WHAT YOU HAVE TO DO: Find every line in the records below that contains the word "Edit", and copy each such line.

** begin LISTING **

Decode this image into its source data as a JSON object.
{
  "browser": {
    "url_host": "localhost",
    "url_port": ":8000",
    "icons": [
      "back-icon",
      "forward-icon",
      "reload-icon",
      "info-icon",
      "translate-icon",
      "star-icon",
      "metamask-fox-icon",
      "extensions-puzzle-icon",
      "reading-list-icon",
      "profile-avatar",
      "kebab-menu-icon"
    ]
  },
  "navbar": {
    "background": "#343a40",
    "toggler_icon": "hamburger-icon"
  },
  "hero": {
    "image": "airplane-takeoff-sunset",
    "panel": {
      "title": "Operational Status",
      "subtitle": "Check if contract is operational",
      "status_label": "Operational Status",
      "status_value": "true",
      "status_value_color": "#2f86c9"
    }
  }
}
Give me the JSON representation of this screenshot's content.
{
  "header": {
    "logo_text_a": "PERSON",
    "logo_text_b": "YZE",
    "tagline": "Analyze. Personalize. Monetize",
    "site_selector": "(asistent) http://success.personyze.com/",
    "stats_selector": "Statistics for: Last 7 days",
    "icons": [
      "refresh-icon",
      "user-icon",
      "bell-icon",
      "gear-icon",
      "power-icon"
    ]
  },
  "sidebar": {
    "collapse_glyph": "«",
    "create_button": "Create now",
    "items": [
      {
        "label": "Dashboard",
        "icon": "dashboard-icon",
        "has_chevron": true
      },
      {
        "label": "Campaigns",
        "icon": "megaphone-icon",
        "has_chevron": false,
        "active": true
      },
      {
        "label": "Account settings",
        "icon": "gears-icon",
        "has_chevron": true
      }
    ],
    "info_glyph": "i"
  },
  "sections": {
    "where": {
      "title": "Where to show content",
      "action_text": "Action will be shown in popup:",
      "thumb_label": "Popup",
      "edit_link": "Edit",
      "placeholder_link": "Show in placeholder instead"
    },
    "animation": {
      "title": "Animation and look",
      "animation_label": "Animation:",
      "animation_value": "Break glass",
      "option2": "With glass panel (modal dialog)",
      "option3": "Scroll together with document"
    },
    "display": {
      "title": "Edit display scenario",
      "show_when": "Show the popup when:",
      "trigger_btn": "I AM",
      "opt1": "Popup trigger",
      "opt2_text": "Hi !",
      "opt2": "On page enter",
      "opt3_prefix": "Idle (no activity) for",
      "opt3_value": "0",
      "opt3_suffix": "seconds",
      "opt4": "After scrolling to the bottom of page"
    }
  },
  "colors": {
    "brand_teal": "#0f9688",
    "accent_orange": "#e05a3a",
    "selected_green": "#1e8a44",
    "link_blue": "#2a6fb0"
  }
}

** end LISTING **

RESULT:
      "edit_link": "Edit",
      "title": "Edit display scenario",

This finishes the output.